▶ Text block
◇ ◇ ◇

November 14, 2001

"Different theological approaches exist in the Church, as shown by the
different religious orders. I couldn't be a Jesuit, for instance. They
lead with their will and expect that their intellect will eventually
follow. Dominicans lead with their intellect and then, if they are of
good will, expect their will will catch up. At the risk of sounding
irreverent, I've got to know why it's true first before obeying."
- Dominican Fr. Hayes
"There's Hawkeye and Trapper John back in Korea. I never did like those
guys. They fancied themselves super-decent and super-tolerant, but
actually had no use for anyone who was not exactly like them. What they
were was super-pleased with themselves. In truth, they were the real
bigots, and phony at that. I always preferred Frank Burns, the stuffy,
unpopular doc, a sincere bigot." -
Walker Percy, The Thanatos Syndrome

"But when he invited me to serve Mass routinely, I refused. I told him
the truth: that since I no longer was sure what I bleieve, didn't think
much about religion, participation in Mass would seem to be deceitful.
He nodded cheerfully, as if he already knew.
'Don't worry,' he said, doing a few isometrics in the hall, pushing
and pulling with his hands. 'It is to be expected. It is only necessary
to wait and to be of good heart. It is not your fault.'
'How is that, Father? I ask him curiously.

◇ ◇ ◇

▶ Information provided
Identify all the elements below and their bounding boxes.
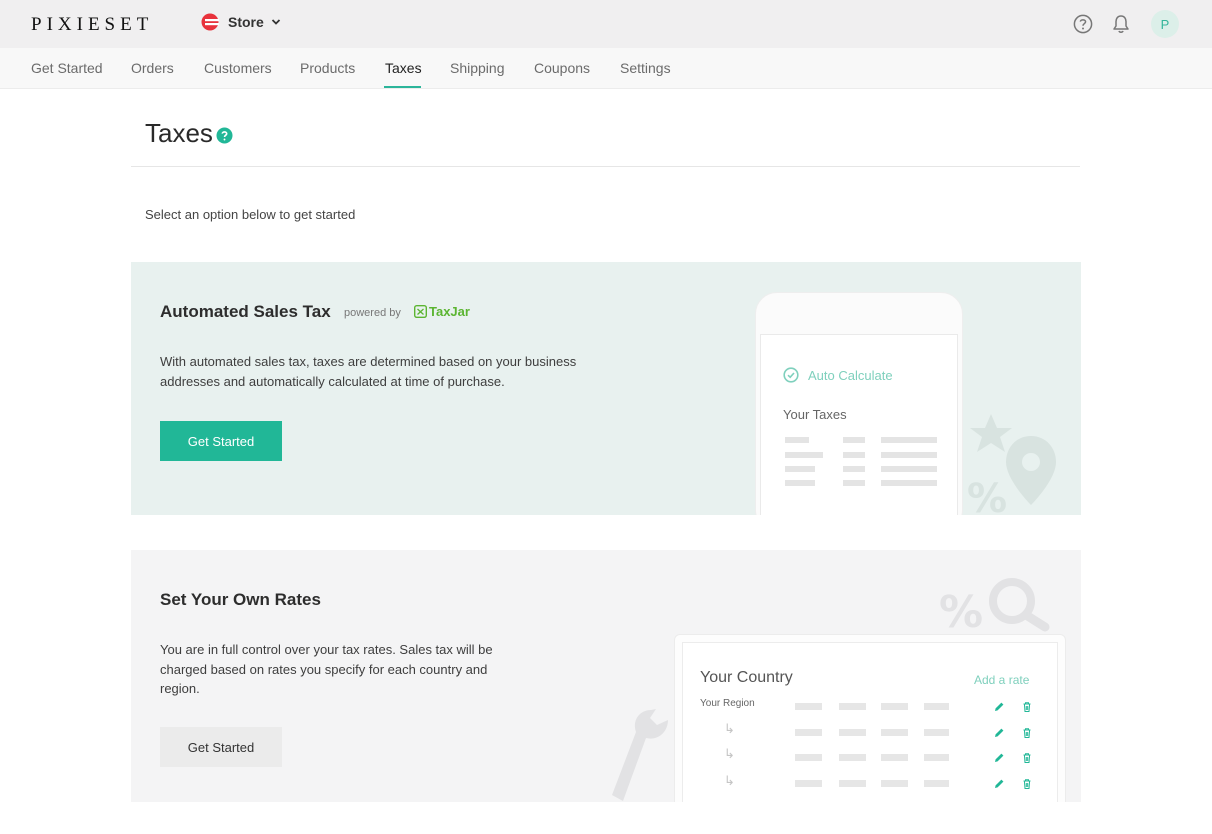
placeholder-line: [839, 703, 866, 710]
nav-orders[interactable]: Orders: [131, 60, 174, 76]
edit-pencil-icon[interactable]: [993, 778, 1005, 790]
set-own-rates-card: Set Your Own Rates You are in full contr…: [131, 550, 1081, 802]
intro-text: Select an option below to get started: [145, 207, 356, 222]
placeholder-line: [881, 780, 908, 787]
placeholder-line: [881, 754, 908, 761]
placeholder-line: [881, 729, 908, 736]
store-label: Store: [228, 14, 264, 30]
placeholder-line: [924, 729, 949, 736]
placeholder-line: [795, 703, 822, 710]
phone-illustration: Auto Calculate Your Taxes: [755, 292, 963, 515]
placeholder-line: [924, 754, 949, 761]
nav-taxes[interactable]: Taxes: [385, 60, 422, 76]
placeholder-line: [881, 703, 908, 710]
placeholder-line: [795, 729, 822, 736]
placeholder-line: [785, 452, 823, 458]
sub-region-arrow: ↳: [724, 773, 735, 788]
placeholder-line: [795, 780, 822, 787]
own-rates-description: You are in full control over your tax ra…: [160, 642, 493, 696]
placeholder-line: [795, 754, 822, 761]
delete-trash-icon[interactable]: [1021, 727, 1033, 739]
nav-get-started[interactable]: Get Started: [31, 60, 103, 76]
your-country-label: Your Country: [700, 669, 793, 686]
store-nav: Get Started Orders Customers Products Ta…: [0, 48, 1212, 89]
taxjar-icon: [414, 305, 427, 318]
placeholder-line: [843, 480, 865, 486]
taxjar-brand: TaxJar: [429, 304, 470, 319]
check-circle-icon: [783, 367, 799, 383]
sub-region-arrow: ↳: [724, 721, 735, 736]
placeholder-line: [881, 466, 937, 472]
automated-sales-tax-card: Automated Sales Tax powered by TaxJar Wi…: [131, 262, 1081, 515]
placeholder-line: [881, 452, 937, 458]
nav-shipping[interactable]: Shipping: [450, 60, 505, 76]
placeholder-line: [785, 480, 815, 486]
page-title: Taxes: [145, 118, 213, 148]
edit-pencil-icon[interactable]: [993, 727, 1005, 739]
placeholder-line: [839, 729, 866, 736]
automated-get-started-button[interactable]: Get Started: [160, 421, 282, 461]
placeholder-line: [881, 437, 937, 443]
placeholder-line: [924, 703, 949, 710]
tax-map-decoration-icon: %: [967, 414, 1056, 515]
top-bar: PIXIESET Store P: [0, 0, 1212, 48]
taxjar-logo: TaxJar: [414, 304, 470, 319]
nav-coupons[interactable]: Coupons: [534, 60, 590, 76]
active-tab-indicator: [384, 86, 421, 88]
placeholder-line: [785, 437, 809, 443]
placeholder-line: [785, 466, 815, 472]
store-switcher[interactable]: Store: [201, 13, 281, 31]
nav-customers[interactable]: Customers: [204, 60, 272, 76]
own-rates-get-started-button[interactable]: Get Started: [160, 727, 282, 767]
title-divider: [131, 166, 1080, 167]
edit-pencil-icon[interactable]: [993, 752, 1005, 764]
pixieset-logo[interactable]: PIXIESET: [31, 14, 153, 36]
placeholder-line: [843, 452, 865, 458]
placeholder-line: [839, 754, 866, 761]
nav-settings[interactable]: Settings: [620, 60, 671, 76]
auto-calculate-label: Auto Calculate: [808, 367, 893, 383]
placeholder-line: [843, 466, 865, 472]
automated-description: With automated sales tax, taxes are dete…: [160, 354, 577, 389]
placeholder-line: [881, 480, 937, 486]
placeholder-line: [839, 780, 866, 787]
nav-products[interactable]: Products: [300, 60, 355, 76]
placeholder-line: [843, 437, 865, 443]
edit-pencil-icon[interactable]: [993, 701, 1005, 713]
delete-trash-icon[interactable]: [1021, 752, 1033, 764]
store-logo-icon: [201, 13, 219, 31]
svg-text:%: %: [967, 476, 1007, 515]
placeholder-line: [924, 780, 949, 787]
user-avatar[interactable]: P: [1151, 10, 1179, 38]
percent-search-decoration-icon: %: [939, 578, 1050, 635]
help-icon[interactable]: [216, 127, 233, 144]
auto-calculate-row: Auto Calculate: [783, 367, 893, 383]
help-circle-icon[interactable]: [1073, 14, 1093, 34]
svg-text:%: %: [939, 587, 983, 635]
your-region-label: Your Region: [700, 698, 755, 709]
sub-region-arrow: ↳: [724, 746, 735, 761]
chevron-down-icon: [271, 19, 280, 25]
your-taxes-label: Your Taxes: [783, 407, 847, 422]
automated-title: Automated Sales Tax: [160, 302, 331, 321]
powered-by-label: powered by: [344, 307, 401, 319]
wrench-decoration-icon: [612, 709, 668, 801]
own-rates-title: Set Your Own Rates: [160, 590, 321, 609]
rates-illustration: Your Country Add a rate Your Region ↳ ↳ …: [674, 634, 1066, 802]
delete-trash-icon[interactable]: [1021, 701, 1033, 713]
bell-icon[interactable]: [1112, 14, 1130, 34]
phone-screen: Auto Calculate Your Taxes: [760, 334, 958, 515]
delete-trash-icon[interactable]: [1021, 778, 1033, 790]
add-a-rate-link[interactable]: Add a rate: [974, 673, 1029, 687]
rates-panel-inner: Your Country Add a rate Your Region ↳ ↳ …: [682, 642, 1058, 802]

◇ ◇ ◇

▶ Problems to work on
A – Reproduce the quotations word for word, starting at the words "He nodded cheerfully, as" and ending after "ask him curiously.".
B – Does each statement agree with the quotations? Answer yes or no for each, and quote the words that decide it. (i) Fr. Hayes says he could not be a Jesuit. (ii) The speaker looking back on Korea preferred Hawkeye and Trapper John. (iii) When invited to serve Mass routinely, the narrator accepted.
C – Extend the quotations, beginning right after their final line.

▶ Written answers
A –
He nodded cheerfully, as if he already knew.
'Don't worry,' he said, doing a few isometrics in the hall, pushing
and pulling with his hands. 'It is to be expected. It is only necessary
to wait and to be of good heart. It is not your fault.'
'How is that, Father? I ask him curiously.

B –
(i) Yes: "I couldn't be a Jesuit, for instance."
(ii) No: "I always preferred Frank Burns, the stuffy, unpopular doc, a sincere bigot."
(iii) No: "But when he invited me to serve Mass routinely, I refused."

C –
'You have been deprived of faith. All of us have. It is part of the
times.'
'Deprived? How do you mean?'
'It is easy enough to demonstrate," he says, shrugging first one
shoulder high, then the other.
'Yes?'
'Sure. Just consider. Even if the truths of religion could be proved to
you one, two, three, it wouldn't make much difference, would it? One
hundred percent of astronomers have discovered that the universe was
created from nothing. The explanation is obvious but it does not avail.
Who can handle it? It does not signify. It is boring to think of.
Ninety-seven percent of astronomers are still atheists. Do you blame
them? They are also boring. The only thing more boring would be if the
ninety-seven percent all converted, right? It follows that there must be
some other force at work, right?" -
Walker Percy, The Thanatos Syndrome


November 07, 2001

Took a micro-trip to OSU last week for their annual booksale and stopped on the way back to my car at the luxuriously-appointed faculty hall, drawn in by the sight of statuary and art. I tried to check out the pieces without giving myself away as a faculty wannabe. I slipped into their private library, checked out the book selection and made my way downstairs to the "Colleagues Bar" where rows and rows of perfectly arranged liquors of every description waited for a faculty member's nod and made me suddenly thirsty.

On my way back, at 2nd & High Street, a pair of black gentlemen in their 40s were engaged in fisticuffs. It was a hypnotizing sight, two fully grown men swinging wildly at each other on a Friday afternoon. Perhaps they lacked jobs and needed the discipline of the daily grind to squeeze the life, er, aggression out of them. The driver ahead of me honked her horn and the two men stopped fighting, as if they'd heard a police siren. Then they shook hands.
Heard a NY Times columnist today say that the Northern Alliance often gather around a television (hooked up to a portable battery) to watch women's tennis....Hmm.....considering that the average Afghani is lucky if he sees a woman's neck, this has to be pornography to them. I have this vision where the Northern Alliance is watching some young tennis player and saying, "THIS is what we're fighting for men!"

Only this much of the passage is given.